(BRANO FORNITO)
────────

Questa domanda ce la siamo posti anche noi, e continuiamo a porcela per cercare di essere significativi anche oggi nella nostra Chiesa diocesana. Proprio a giugno dello scorso anno abbiamo celebrato un’Assemblea Straordinaria, che è stata la tappa di un percorso di rinnovamento che abbiamo iniziato lo scorso triennio e che continuerà con il cammino assembleare ordinario dell’anno prossimo.
Che cosa bolle in pentola? Su cosa state riflettendo?
Dopo un’analisi della situazione delle nostre parrocchie abbiamo identificato quattro temi che ci stanno particolarmente a cuore: la formazione, il rapporto tra Azione Cattolica e pastorale, il rapporto con i nostri preti e assistenti ed infine la nostra struttura associativa. Prima di partire a riflettere e confrontarci su questi temi, però, abbiamo voluto ripartire da alcuni punti che abbiamo ritenuto irrinunciabili: l’Evangelii Gaudium, i nostri documenti costitutivi, ossia lo Statuto e il Progetto Formativo. Ci siamo messi all’ascolto di persone interne all’AC e di alcuni amici esterni all’associazione. Quanto raccolto ci ha permesso di iniziare il lavoro di riflessione e confronto vero e proprio. Abbiamo costituito un tavolo di lavoro per ognuno dei quattro temi, cercando di coinvolgere più gente possibile. Ne è emerso il documento che è stato poi discusso e approvato in Assemblea e che invito chi fosse interessato a leggere (si trova sul sito internet www.acicrema.it). In sostanza, abbiamo provato a contestualizzare i quattro temi scelti nella nostra AC cremasca e ad individuare alcune prospettive e passi concreti da fare per ogni ambito.

────────

Dati raccolti
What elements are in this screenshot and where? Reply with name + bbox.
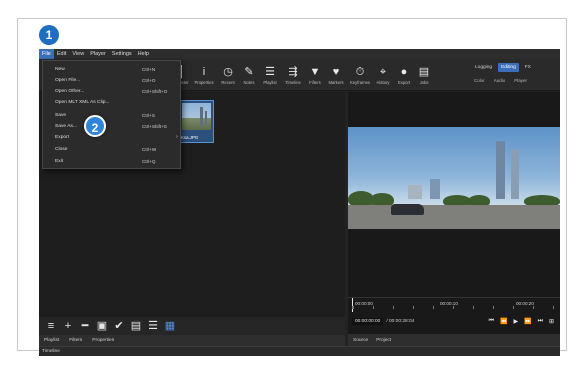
preview-tower: [511, 149, 519, 199]
layout-fx[interactable]: FX: [522, 63, 534, 72]
menu-bar: File Edit View Player Settings Help: [39, 49, 560, 59]
layout-audio[interactable]: Audio: [494, 78, 506, 83]
timeline-status-bar: Timeline: [39, 346, 560, 356]
step-callout-1: 1: [39, 25, 59, 45]
menu-item-shortcut: Ctrl+S: [142, 113, 155, 118]
duration-label: / 00:00:28:04: [386, 318, 415, 324]
rewind-icon[interactable]: ⏪: [500, 318, 507, 325]
grid-toggle-icon[interactable]: ⊞: [549, 318, 554, 325]
marker-icon: ♥: [332, 66, 340, 78]
info-icon: i: [202, 66, 206, 78]
submenu-arrow-icon: ›: [176, 134, 178, 140]
menu-item-label: Export: [55, 135, 70, 140]
menu-item-shortcut: Ctrl+N: [142, 67, 156, 72]
preview-building: [408, 185, 422, 199]
layout-color[interactable]: Color: [474, 78, 485, 83]
ruler-tickmarks: [352, 306, 556, 309]
thumbnail-caption: Ksa.JPG: [181, 135, 199, 140]
tab-playlist[interactable]: Playlist: [44, 338, 59, 343]
playhead[interactable]: [352, 298, 353, 312]
preview-car: [391, 204, 424, 215]
menu-item-open-file[interactable]: Open File... Ctrl+O: [43, 76, 180, 85]
grid-view-icon[interactable]: ▦: [164, 317, 176, 335]
menu-item-label: New: [55, 67, 65, 72]
menu-player[interactable]: Player: [87, 49, 109, 59]
toolbar-label: Properties: [194, 80, 214, 85]
menu-help[interactable]: Help: [135, 49, 152, 59]
video-preview: [348, 127, 560, 229]
update-icon[interactable]: ▣: [96, 317, 108, 335]
tab-filters[interactable]: Filters: [69, 338, 82, 343]
menu-item-label: Exit: [55, 159, 64, 164]
add-icon[interactable]: +: [62, 317, 74, 335]
menu-settings[interactable]: Settings: [109, 49, 135, 59]
skip-start-icon[interactable]: ⏮: [489, 318, 494, 325]
details-view-icon[interactable]: ▤: [130, 317, 142, 335]
menu-item-shortcut: Ctrl+Shift+O: [142, 89, 168, 94]
viewer-panel: 00:00:00 00:00:10 00:00:20 00:00:00:00 /…: [348, 92, 560, 346]
menu-view[interactable]: View: [69, 49, 87, 59]
tab-properties[interactable]: Properties: [92, 338, 114, 343]
menu-item-shortcut: Ctrl+O: [142, 78, 156, 83]
menu-file[interactable]: File: [39, 49, 54, 59]
remove-icon[interactable]: ━: [79, 317, 91, 335]
menu-item-shortcut: Ctrl+W: [142, 147, 157, 152]
toolbar-label: Markers: [328, 80, 344, 85]
menu-item-save[interactable]: Save Ctrl+S: [43, 111, 180, 120]
thumbnail-building: [205, 111, 207, 125]
tab-project[interactable]: Project: [376, 338, 391, 343]
layout-switcher: Logging Editing FX Color Audio Player: [472, 63, 552, 83]
toolbar-markers[interactable]: ♥ Markers: [323, 59, 349, 89]
menu-item-label: Close: [55, 147, 68, 152]
viewer-tabs: Source Project: [348, 334, 560, 346]
left-panel-tabs: Playlist Filters Properties: [39, 335, 345, 346]
menu-item-shortcut: Ctrl+Q: [142, 159, 156, 164]
preview-building: [430, 179, 440, 199]
layout-editing[interactable]: Editing: [498, 63, 519, 72]
timeline-label[interactable]: Timeline: [42, 349, 60, 354]
menu-item-shortcut: Ctrl+Shift+S: [142, 124, 167, 129]
menu-icon[interactable]: ≡: [45, 317, 57, 335]
thumbnail-building: [200, 107, 203, 125]
preview-tower: [496, 141, 505, 199]
menu-item-new[interactable]: New Ctrl+N: [43, 65, 180, 74]
playlist-toolbar: ≡ + ━ ▣ ✔ ▤ ☰ ▦: [39, 317, 345, 335]
toolbar-properties[interactable]: i Properties: [191, 59, 217, 89]
tab-source[interactable]: Source: [353, 338, 368, 343]
time-ruler[interactable]: 00:00:00 00:00:10 00:00:20: [348, 297, 560, 312]
menu-item-label: Open File...: [55, 78, 81, 83]
menu-item-label: Save As...: [55, 124, 78, 129]
toolbar-jobs[interactable]: ▤ Jobs: [411, 59, 437, 89]
play-icon[interactable]: ▶: [513, 318, 518, 325]
jobs-icon: ▤: [418, 66, 430, 78]
layout-player[interactable]: Player: [514, 78, 527, 83]
menu-item-open-mlt-xml[interactable]: Open MLT XML As Clip...: [43, 98, 180, 107]
menu-item-label: Open MLT XML As Clip...: [55, 100, 110, 105]
skip-end-icon[interactable]: ⏭: [538, 318, 543, 325]
menu-item-close[interactable]: Close Ctrl+W: [43, 145, 180, 154]
list-view-icon[interactable]: ☰: [147, 317, 159, 335]
step-callout-2: 2: [84, 115, 106, 137]
file-menu-dropdown: New Ctrl+N Open File... Ctrl+O Open Othe…: [42, 60, 181, 169]
menu-item-label: Open Other...: [55, 89, 85, 94]
transport-bar: 00:00:00:00 / 00:00:28:04 ⏮ ⏪ ▶ ⏩ ⏭ ⊞: [348, 314, 560, 328]
menu-item-exit[interactable]: Exit Ctrl+Q: [43, 157, 180, 166]
menu-item-export[interactable]: Export ›: [43, 133, 180, 142]
menu-item-save-as[interactable]: Save As... Ctrl+Shift+S: [43, 122, 180, 131]
fast-forward-icon[interactable]: ⏩: [524, 318, 531, 325]
layout-logging[interactable]: Logging: [472, 63, 495, 72]
menu-edit[interactable]: Edit: [54, 49, 69, 59]
timecode-field[interactable]: 00:00:00:00: [352, 317, 384, 325]
menu-item-open-other[interactable]: Open Other... Ctrl+Shift+O: [43, 87, 180, 96]
check-icon[interactable]: ✔: [113, 317, 125, 335]
preview-road: [348, 205, 560, 229]
toolbar-label: Jobs: [419, 80, 429, 85]
menu-item-label: Save: [55, 113, 67, 118]
playlist-thumbnail[interactable]: Ksa.JPG: [179, 100, 214, 143]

────────

(AZIONI RICHIESTE)
**A)** Secondo il brano, dove si può leggere il documento discusso e approvato in Assemblea?
**B)** Riporta il passo del brano che inizia con "Questa domanda ce" e termina con "ordinario dell’anno prossimo.".
I dati non servono a nulla.

(RISPOSTE IN ORDINE)
**A)** Sul sito internet www.acicrema.it.

**B)**
Questa domanda ce la siamo posti anche noi, e continuiamo a porcela per cercare di essere significativi anche oggi nella nostra Chiesa diocesana. Proprio a giugno dello scorso anno abbiamo celebrato un’Assemblea Straordinaria, che è stata la tappa di un percorso di rinnovamento che abbiamo iniziato lo scorso triennio e che continuerà con il cammino assembleare ordinario dell’anno prossimo.